___ Material for this task

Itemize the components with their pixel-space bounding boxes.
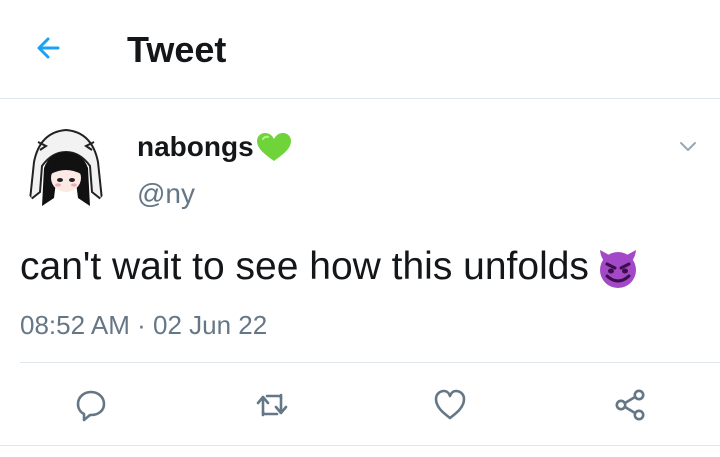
more-options-button[interactable] [676,134,700,158]
tweet-date: 02 Jun 22 [153,310,268,340]
like-icon [434,389,466,420]
author-handle[interactable]: @ny [137,178,195,210]
tweet-text-body: can't wait to see how this unfolds [20,245,589,288]
author-name-text: nabongs [137,131,254,162]
author-name[interactable]: nabongs [137,131,293,163]
retweet-icon [256,393,288,417]
tweet-divider [20,362,720,363]
like-button[interactable] [430,385,470,425]
share-icon [615,389,645,421]
share-button[interactable] [610,385,650,425]
app-header: Tweet [0,0,720,98]
avatar-image [20,122,112,214]
avatar[interactable] [20,122,112,214]
tweet-time: 08:52 AM [20,310,130,340]
meta-separator: · [137,310,146,340]
chevron-down-icon [680,142,696,151]
smiling-devil-emoji [599,250,636,288]
retweet-button[interactable] [252,385,292,425]
arrow-left-icon [37,37,60,59]
reply-button[interactable] [71,385,111,425]
green-heart-emoji [256,133,291,161]
actions-divider [0,445,720,446]
header-divider [0,98,720,99]
tweet-text: can't wait to see how this unfolds [20,244,641,290]
back-button[interactable] [30,28,70,68]
tweet-timestamp: 08:52 AM · 02 Jun 22 [20,310,267,340]
reply-icon [76,390,106,422]
page-title: Tweet [127,29,227,70]
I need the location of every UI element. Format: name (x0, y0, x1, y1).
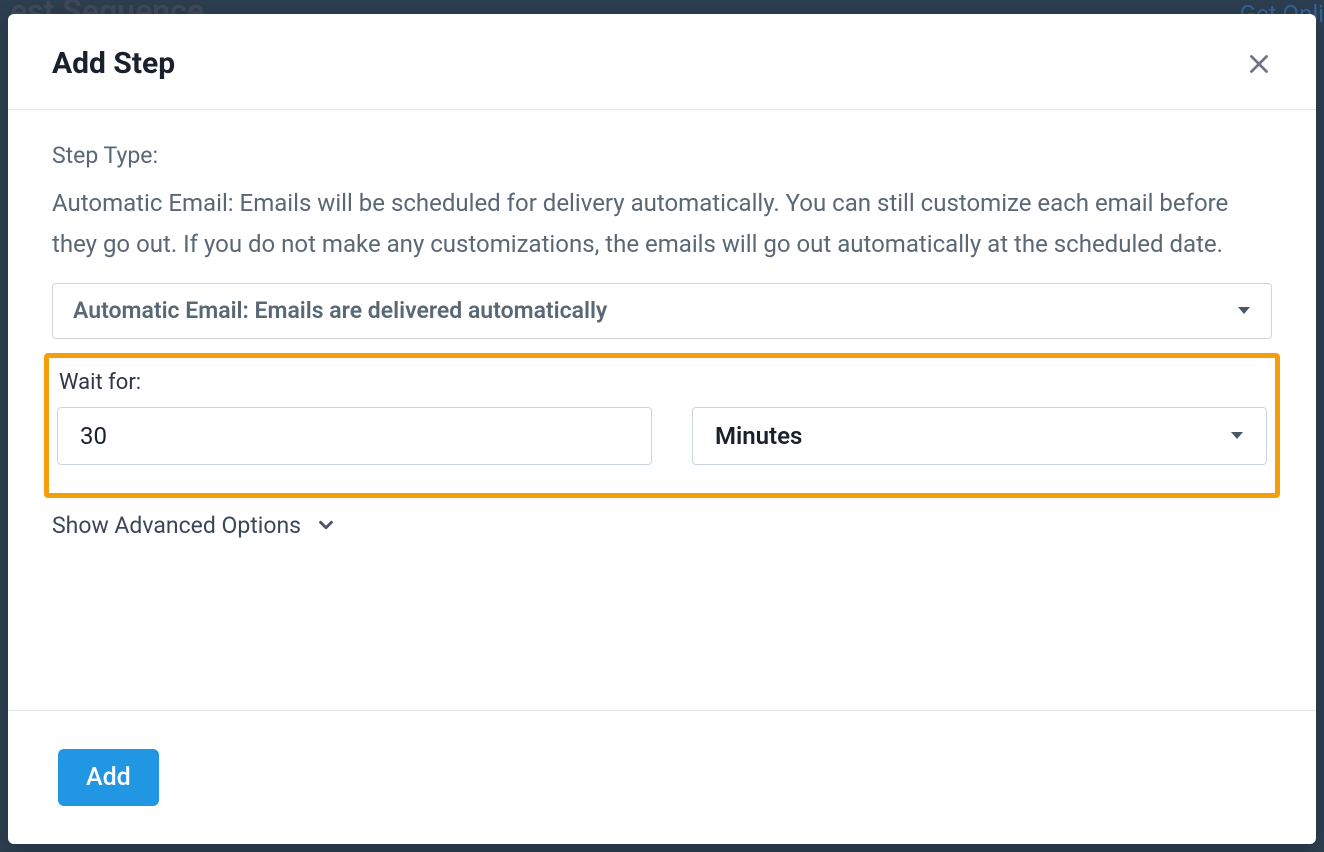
step-type-select-value: Automatic Email: Emails are delivered au… (73, 297, 1237, 324)
add-button[interactable]: Add (58, 749, 159, 806)
close-button[interactable] (1242, 47, 1276, 81)
dropdown-caret-icon (1230, 426, 1244, 445)
step-type-label: Step Type: (52, 142, 1272, 169)
advanced-options-label: Show Advanced Options (52, 512, 301, 539)
modal-header: Add Step (8, 14, 1316, 110)
modal-footer: Add (8, 710, 1316, 844)
wait-section-highlight: Wait for: Minutes (44, 353, 1280, 498)
step-type-select[interactable]: Automatic Email: Emails are delivered au… (52, 283, 1272, 339)
wait-unit-value: Minutes (715, 422, 1230, 450)
add-step-modal: Add Step Step Type: Automatic Email: Ema… (8, 14, 1316, 844)
dropdown-caret-icon (1237, 301, 1251, 320)
step-type-description: Automatic Email: Emails will be schedule… (52, 183, 1272, 265)
chevron-down-icon (315, 514, 337, 536)
wait-for-label: Wait for: (59, 370, 1267, 395)
modal-body: Step Type: Automatic Email: Emails will … (8, 110, 1316, 710)
modal-title: Add Step (52, 46, 175, 81)
wait-duration-input[interactable] (57, 407, 652, 465)
wait-row: Minutes (57, 407, 1267, 465)
wait-unit-select[interactable]: Minutes (692, 407, 1267, 465)
close-icon (1246, 51, 1272, 77)
show-advanced-options-toggle[interactable]: Show Advanced Options (52, 512, 1272, 539)
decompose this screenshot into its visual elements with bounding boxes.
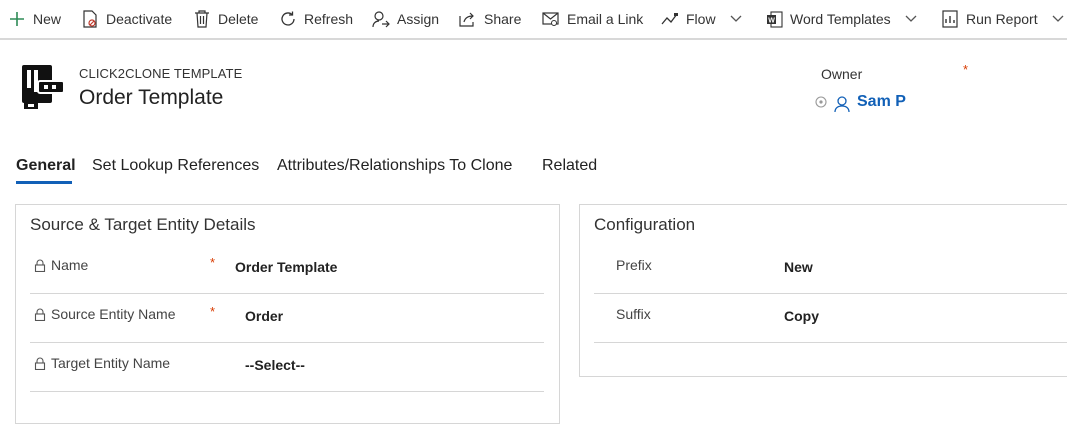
lock-icon: [34, 308, 46, 321]
field-row-source-entity: Source Entity Name * Order: [30, 294, 544, 343]
plus-icon: [8, 10, 26, 28]
delete-button-label: Delete: [218, 11, 259, 27]
share-button[interactable]: Share: [459, 0, 521, 38]
email-link-button-label: Email a Link: [567, 11, 644, 27]
flow-button[interactable]: Flow: [661, 0, 742, 38]
email-link-icon: [542, 10, 560, 28]
email-link-button[interactable]: Email a Link: [542, 0, 643, 38]
refresh-icon: [279, 10, 297, 28]
svg-text:W: W: [768, 17, 775, 24]
field-label: Target Entity Name: [34, 355, 170, 371]
source-entity-field[interactable]: Order: [245, 308, 283, 324]
assign-button-label: Assign: [397, 11, 440, 27]
section-title: Source & Target Entity Details: [30, 215, 256, 234]
tab-general[interactable]: General: [16, 157, 76, 175]
chevron-down-icon: [1052, 15, 1064, 23]
share-icon: [459, 10, 477, 28]
delete-button[interactable]: Delete: [193, 0, 258, 38]
field-label-text: Source Entity Name: [51, 306, 176, 322]
flow-icon: [661, 10, 679, 28]
name-field[interactable]: Order Template: [235, 259, 337, 275]
word-templates-button-label: Word Templates: [790, 11, 891, 27]
suffix-field[interactable]: Copy: [784, 308, 819, 324]
tab-set-lookup-references[interactable]: Set Lookup References: [92, 157, 259, 175]
active-tab-indicator: [16, 181, 72, 184]
field-row-target-entity: Target Entity Name --Select--: [30, 343, 544, 392]
chevron-down-icon: [905, 15, 917, 23]
command-bar: New Deactivate Delete Refresh Assign Sha…: [0, 0, 1067, 40]
field-label-text: Name: [51, 257, 89, 273]
word-templates-button[interactable]: W Word Templates: [765, 0, 917, 38]
required-marker: *: [210, 255, 216, 270]
owner-label: Owner: [821, 66, 863, 82]
entity-type-label: CLICK2CLONE TEMPLATE: [79, 66, 243, 81]
assign-icon: [372, 10, 390, 28]
run-report-button-label: Run Report: [966, 11, 1038, 27]
word-icon: W: [765, 10, 783, 28]
entity-icon: [18, 63, 66, 111]
required-marker: *: [210, 304, 216, 319]
page-title: Order Template: [79, 86, 224, 109]
share-button-label: Share: [484, 11, 522, 27]
configuration-section: Configuration Prefix New Suffix Copy: [579, 204, 1067, 377]
flow-button-label: Flow: [686, 11, 716, 27]
target-entity-select[interactable]: --Select--: [245, 357, 305, 373]
person-icon: [834, 95, 850, 118]
refresh-button[interactable]: Refresh: [279, 0, 353, 38]
trash-icon: [193, 10, 211, 28]
new-button[interactable]: New: [8, 0, 61, 38]
new-button-label: New: [33, 11, 62, 27]
owner-link[interactable]: Sam P: [857, 93, 906, 111]
field-row-prefix: Prefix New: [594, 245, 1067, 294]
lock-icon: [34, 259, 46, 272]
field-label: Suffix: [616, 306, 651, 322]
deactivate-icon: [81, 10, 99, 28]
presence-status-icon: [815, 95, 827, 113]
field-row-name: Name * Order Template: [30, 245, 544, 294]
tab-attributes-relationships[interactable]: Attributes/Relationships To Clone: [277, 157, 512, 175]
tab-related[interactable]: Related: [542, 157, 597, 175]
assign-button[interactable]: Assign: [372, 0, 439, 38]
deactivate-button[interactable]: Deactivate: [81, 0, 172, 38]
source-target-section: Source & Target Entity Details Name * Or…: [15, 204, 560, 424]
run-report-button[interactable]: Run Report: [941, 0, 1064, 38]
field-label: Prefix: [616, 257, 652, 273]
refresh-button-label: Refresh: [304, 11, 354, 27]
chevron-down-icon: [730, 15, 742, 23]
field-label: Name: [34, 257, 88, 273]
deactivate-button-label: Deactivate: [106, 11, 173, 27]
section-title: Configuration: [594, 215, 696, 234]
field-label: Source Entity Name: [34, 306, 176, 322]
lock-icon: [34, 357, 46, 370]
report-icon: [941, 10, 959, 28]
field-row-suffix: Suffix Copy: [594, 294, 1067, 343]
owner-required-marker: *: [963, 62, 969, 77]
prefix-field[interactable]: New: [784, 259, 813, 275]
field-label-text: Target Entity Name: [51, 355, 171, 371]
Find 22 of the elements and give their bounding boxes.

______

Task description:
In the data above, turn the lines from the one with "lock-icon: [34, 308, 46, 321]" through the one with "svg-text:W: W: [768, 17, 775, 24]" into a Markdown table. Use a Row column for the row number and an Entry column for each line, and leave out any blank lines.

Final answer:
| Row | Entry |
|---|---|
| 1 | lock-icon: [34, 308, 46, 321] |
| 2 | field-row-source-entity: Source Entity Name * Order: [30, 294, 544, 343] |
| 3 | plus-icon: [8, 10, 26, 28] |
| 4 | delete-button-label: Delete: [218, 11, 259, 27] |
| 5 | share-button[interactable]: Share: [459, 0, 521, 38] |
| 6 | email-link-button-label: Email a Link: [567, 11, 644, 27] |
| 7 | flow-button[interactable]: Flow: [661, 0, 742, 38] |
| 8 | email-link-icon: [542, 10, 560, 28] |
| 9 | email-link-button[interactable]: Email a Link: [542, 0, 643, 38] |
| 10 | refresh-icon: [279, 10, 297, 28] |
| 11 | svg-text:W: W: [768, 17, 775, 24] |